Dataset items:
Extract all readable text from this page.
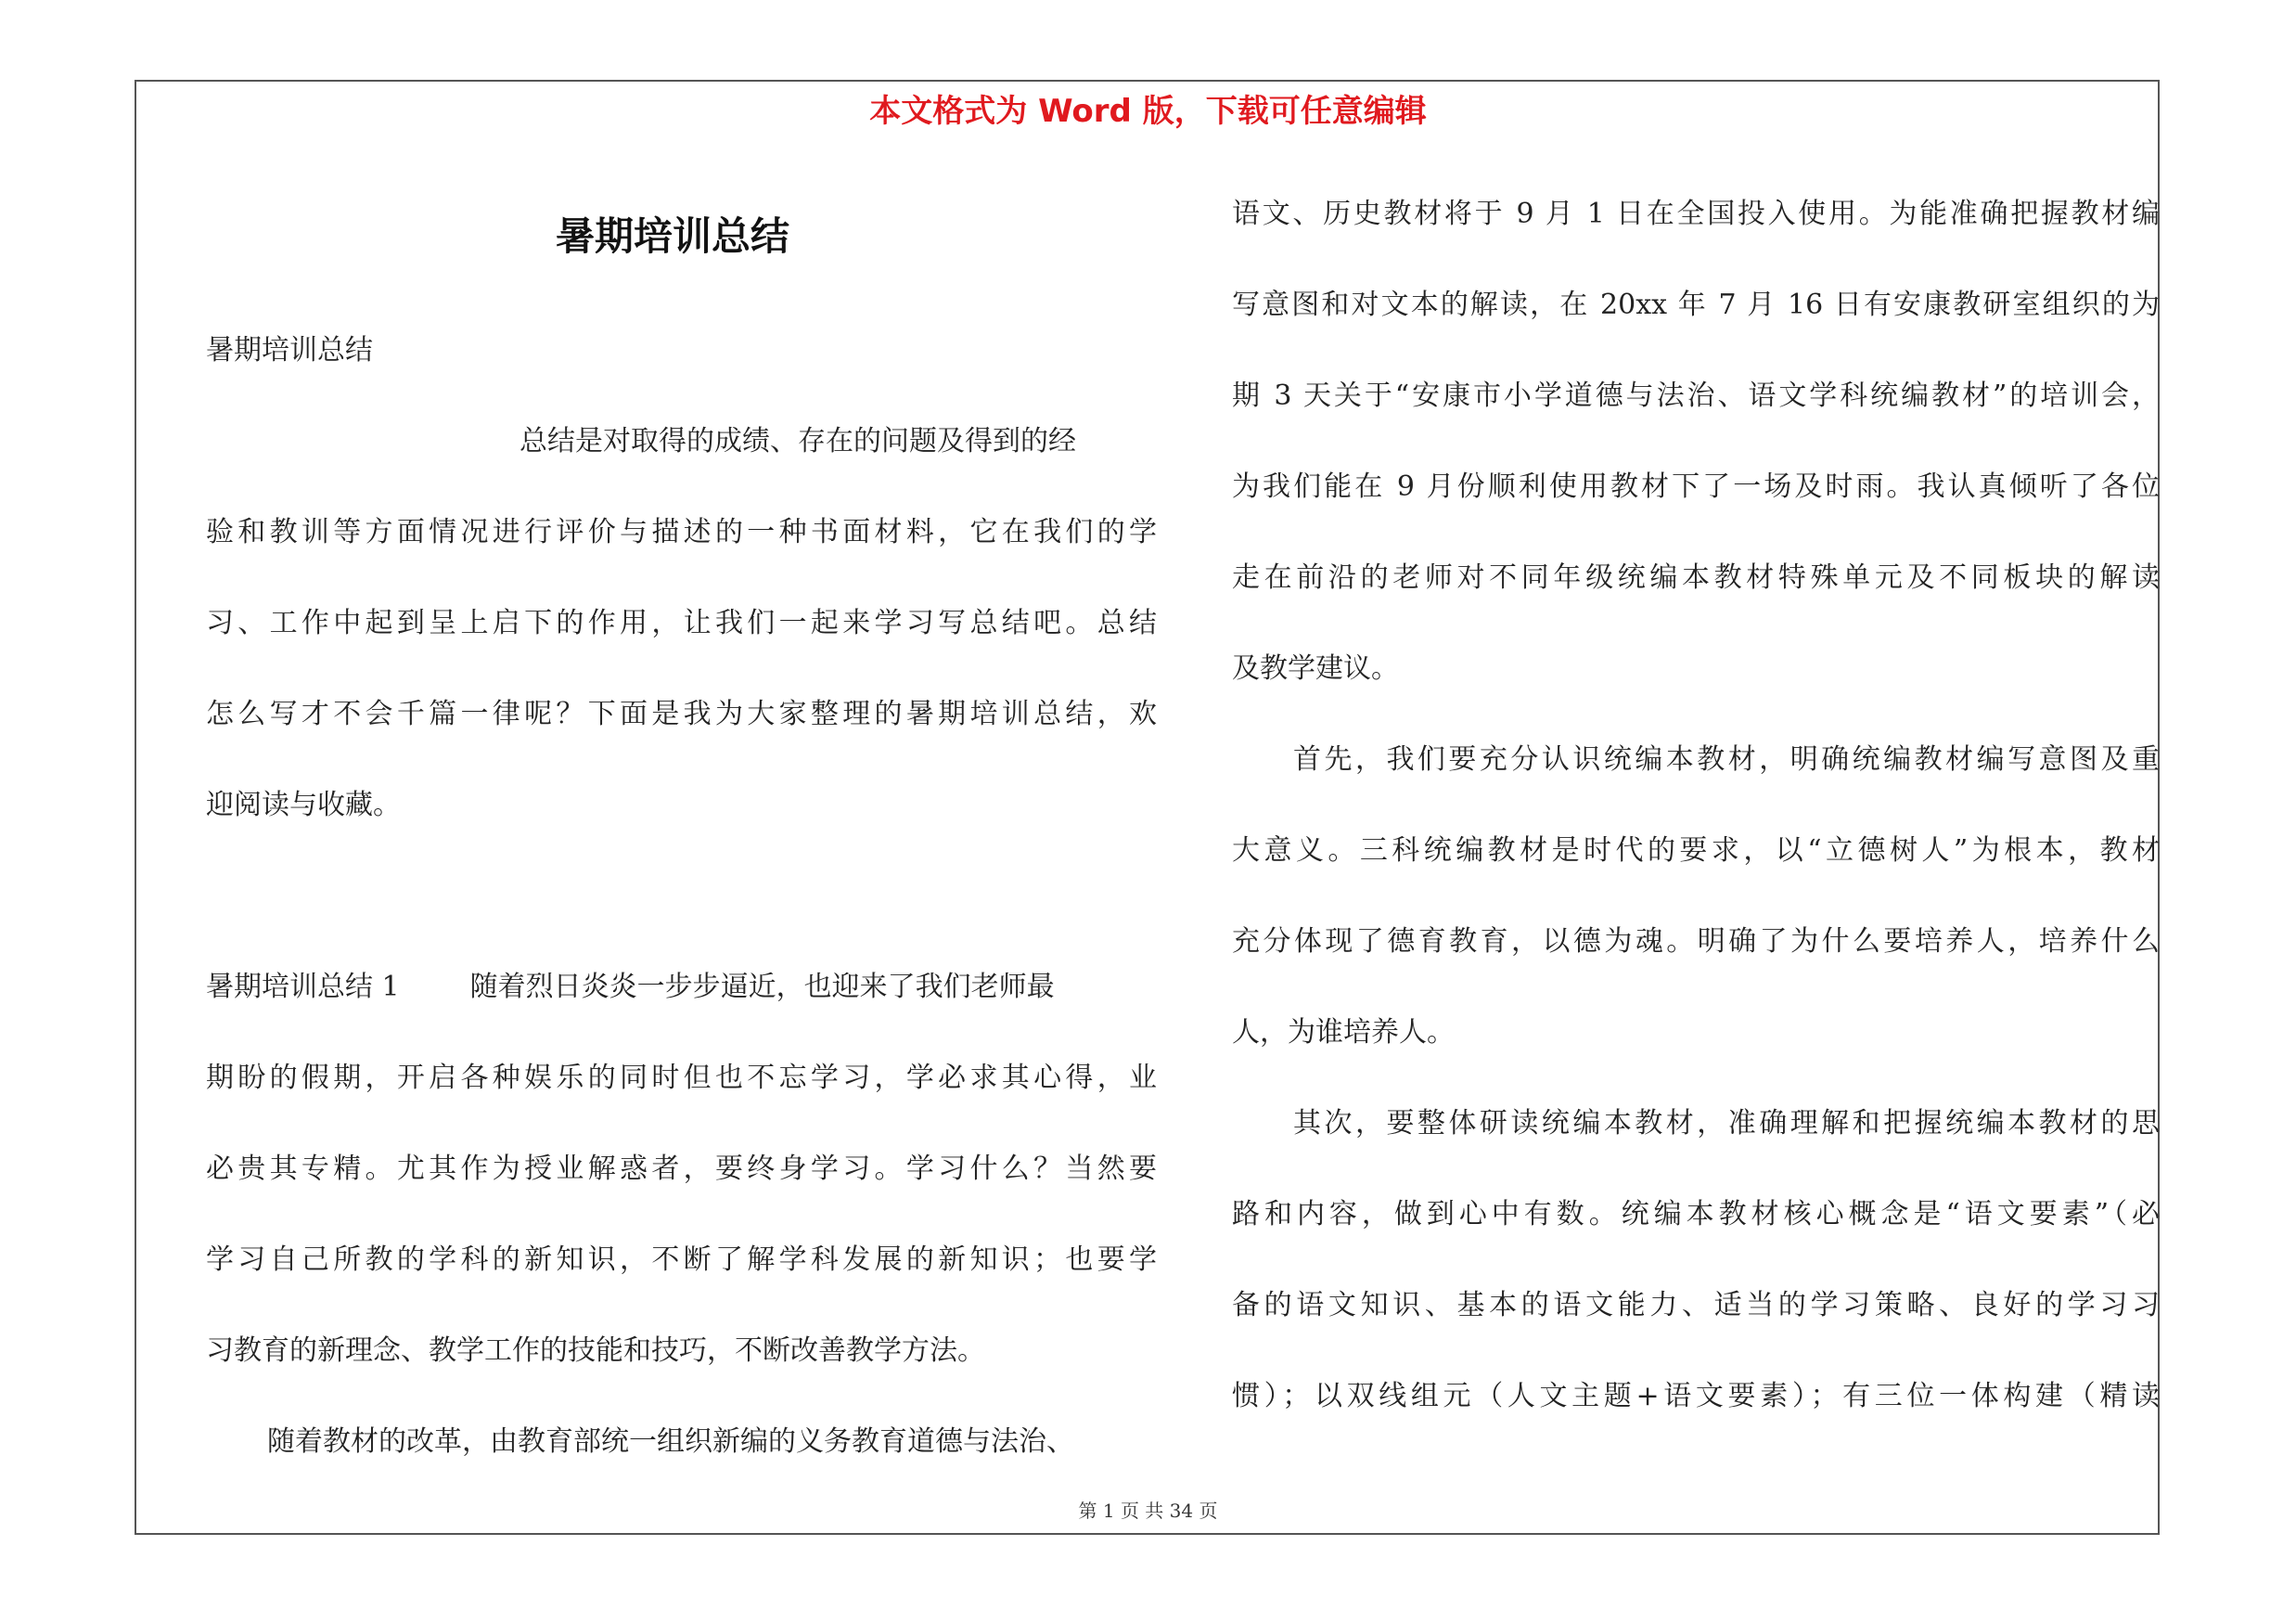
本文格式为 Word 版，下载可任意编辑
暑期培训总结
暑期培训总结
总结是对取得的成绩、存在的问题及得到的经
验和教训等方面情况进行评价与描述的一种书面材料，它在我们的学
习、工作中起到呈上启下的作用，让我们一起来学习写总结吧。总结
怎么写才不会千篇一律呢？下面是我为大家整理的暑期培训总结，欢
迎阅读与收藏。
暑期培训总结 1	随着烈日炎炎一步步逼近，也迎来了我们老师最
期盼的假期，开启各种娱乐的同时但也不忘学习，学必求其心得，业
必贵其专精。尤其作为授业解惑者，要终身学习。学习什么？当然要
学习自己所教的学科的新知识，不断了解学科发展的新知识；也要学
习教育的新理念、教学工作的技能和技巧，不断改善教学方法。
随着教材的改革，由教育部统一组织新编的义务教育道德与法治、
语文、历史教材将于 9 月 1 日在全国投入使用。为能准确把握教材编
写意图和对文本的解读，在 20xx 年 7 月 16 日有安康教研室组织的为
期 3 天关于“安康市小学道德与法治、语文学科统编教材”的培训会，
为我们能在 9 月份顺利使用教材下了一场及时雨。我认真倾听了各位
走在前沿的老师对不同年级统编本教材特殊单元及不同板块的解读
及教学建议。
首先，我们要充分认识统编本教材，明确统编教材编写意图及重
大意义。三科统编教材是时代的要求，以“立德树人”为根本，教材
充分体现了德育教育，以德为魂。明确了为什么要培养人，培养什么
人，为谁培养人。
其次，要整体研读统编本教材，准确理解和把握统编本教材的思
路和内容，做到心中有数。统编本教材核心概念是“语文要素”（必
备的语文知识、基本的语文能力、适当的学习策略、良好的学习习
惯）；以双线组元（人文主题+语文要素）；有三位一体构建（精读
第 1 页 共 34 页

WHAT TO WORK ON: From the material above, copy everything exactly but the pictures.

COMPLETE OUTPUT:
Extract all readable text from this page.
本文格式为 Word 版，下载可任意编辑
暑期培训总结
暑期培训总结
总结是对取得的成绩、存在的问题及得到的经
验和教训等方面情况进行评价与描述的一种书面材料，它在我们的学
习、工作中起到呈上启下的作用，让我们一起来学习写总结吧。总结
怎么写才不会千篇一律呢？下面是我为大家整理的暑期培训总结，欢
迎阅读与收藏。
暑期培训总结 1	随着烈日炎炎一步步逼近，也迎来了我们老师最
期盼的假期，开启各种娱乐的同时但也不忘学习，学必求其心得，业
必贵其专精。尤其作为授业解惑者，要终身学习。学习什么？当然要
学习自己所教的学科的新知识，不断了解学科发展的新知识；也要学
习教育的新理念、教学工作的技能和技巧，不断改善教学方法。
随着教材的改革，由教育部统一组织新编的义务教育道德与法治、
语文、历史教材将于 9 月 1 日在全国投入使用。为能准确把握教材编
写意图和对文本的解读，在 20xx 年 7 月 16 日有安康教研室组织的为
期 3 天关于“安康市小学道德与法治、语文学科统编教材”的培训会，
为我们能在 9 月份顺利使用教材下了一场及时雨。我认真倾听了各位
走在前沿的老师对不同年级统编本教材特殊单元及不同板块的解读
及教学建议。
首先，我们要充分认识统编本教材，明确统编教材编写意图及重
大意义。三科统编教材是时代的要求，以“立德树人”为根本，教材
充分体现了德育教育，以德为魂。明确了为什么要培养人，培养什么
人，为谁培养人。
其次，要整体研读统编本教材，准确理解和把握统编本教材的思
路和内容，做到心中有数。统编本教材核心概念是“语文要素”（必
备的语文知识、基本的语文能力、适当的学习策略、良好的学习习
惯）；以双线组元（人文主题+语文要素）；有三位一体构建（精读
第 1 页 共 34 页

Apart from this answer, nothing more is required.